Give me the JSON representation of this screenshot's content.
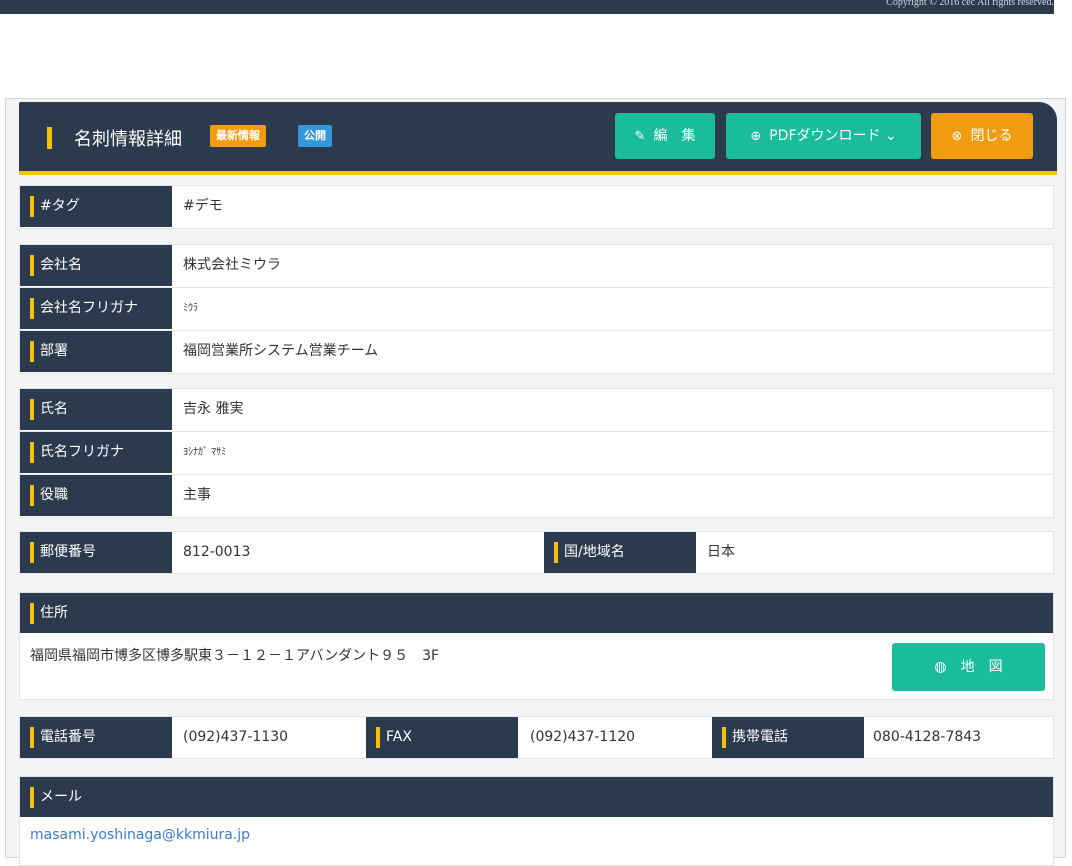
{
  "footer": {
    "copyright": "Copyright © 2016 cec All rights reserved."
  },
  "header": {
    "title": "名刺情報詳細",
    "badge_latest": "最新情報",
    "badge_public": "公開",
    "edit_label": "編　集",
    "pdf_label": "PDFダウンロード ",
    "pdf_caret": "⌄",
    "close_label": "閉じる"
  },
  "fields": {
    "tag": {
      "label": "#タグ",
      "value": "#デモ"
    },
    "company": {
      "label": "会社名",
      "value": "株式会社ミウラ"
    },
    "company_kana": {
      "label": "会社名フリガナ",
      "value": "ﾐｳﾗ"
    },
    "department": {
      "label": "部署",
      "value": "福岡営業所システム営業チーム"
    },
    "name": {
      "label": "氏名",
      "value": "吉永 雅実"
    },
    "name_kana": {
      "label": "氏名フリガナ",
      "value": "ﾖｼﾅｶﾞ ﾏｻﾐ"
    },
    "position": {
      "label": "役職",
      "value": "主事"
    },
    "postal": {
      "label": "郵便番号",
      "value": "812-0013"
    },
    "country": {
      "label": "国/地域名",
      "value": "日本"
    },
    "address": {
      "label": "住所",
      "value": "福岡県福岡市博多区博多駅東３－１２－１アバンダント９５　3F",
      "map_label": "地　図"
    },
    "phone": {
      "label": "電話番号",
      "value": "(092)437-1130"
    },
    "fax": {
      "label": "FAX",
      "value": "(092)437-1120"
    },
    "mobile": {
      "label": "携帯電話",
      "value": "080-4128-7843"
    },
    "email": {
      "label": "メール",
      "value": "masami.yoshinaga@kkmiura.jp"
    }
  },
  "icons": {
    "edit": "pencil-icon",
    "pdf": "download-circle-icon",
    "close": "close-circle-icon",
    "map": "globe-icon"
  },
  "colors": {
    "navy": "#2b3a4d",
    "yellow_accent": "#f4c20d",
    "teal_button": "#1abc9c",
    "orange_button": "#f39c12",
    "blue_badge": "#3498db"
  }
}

- GOAL OF THE EXERCISE
Repeat the data exactly, without the pictures.

- TASK OUTPUT
Give me the JSON representation of this screenshot's content.
{
  "footer": {
    "copyright": "Copyright © 2016 cec All rights reserved."
  },
  "header": {
    "title": "名刺情報詳細",
    "badge_latest": "最新情報",
    "badge_public": "公開",
    "edit_label": "編　集",
    "pdf_label": "PDFダウンロード ",
    "pdf_caret": "⌄",
    "close_label": "閉じる"
  },
  "fields": {
    "tag": {
      "label": "#タグ",
      "value": "#デモ"
    },
    "company": {
      "label": "会社名",
      "value": "株式会社ミウラ"
    },
    "company_kana": {
      "label": "会社名フリガナ",
      "value": "ﾐｳﾗ"
    },
    "department": {
      "label": "部署",
      "value": "福岡営業所システム営業チーム"
    },
    "name": {
      "label": "氏名",
      "value": "吉永 雅実"
    },
    "name_kana": {
      "label": "氏名フリガナ",
      "value": "ﾖｼﾅｶﾞ ﾏｻﾐ"
    },
    "position": {
      "label": "役職",
      "value": "主事"
    },
    "postal": {
      "label": "郵便番号",
      "value": "812-0013"
    },
    "country": {
      "label": "国/地域名",
      "value": "日本"
    },
    "address": {
      "label": "住所",
      "value": "福岡県福岡市博多区博多駅東３－１２－１アバンダント９５　3F",
      "map_label": "地　図"
    },
    "phone": {
      "label": "電話番号",
      "value": "(092)437-1130"
    },
    "fax": {
      "label": "FAX",
      "value": "(092)437-1120"
    },
    "mobile": {
      "label": "携帯電話",
      "value": "080-4128-7843"
    },
    "email": {
      "label": "メール",
      "value": "masami.yoshinaga@kkmiura.jp"
    }
  },
  "icons": {
    "edit": "pencil-icon",
    "pdf": "download-circle-icon",
    "close": "close-circle-icon",
    "map": "globe-icon"
  },
  "colors": {
    "navy": "#2b3a4d",
    "yellow_accent": "#f4c20d",
    "teal_button": "#1abc9c",
    "orange_button": "#f39c12",
    "blue_badge": "#3498db"
  }
}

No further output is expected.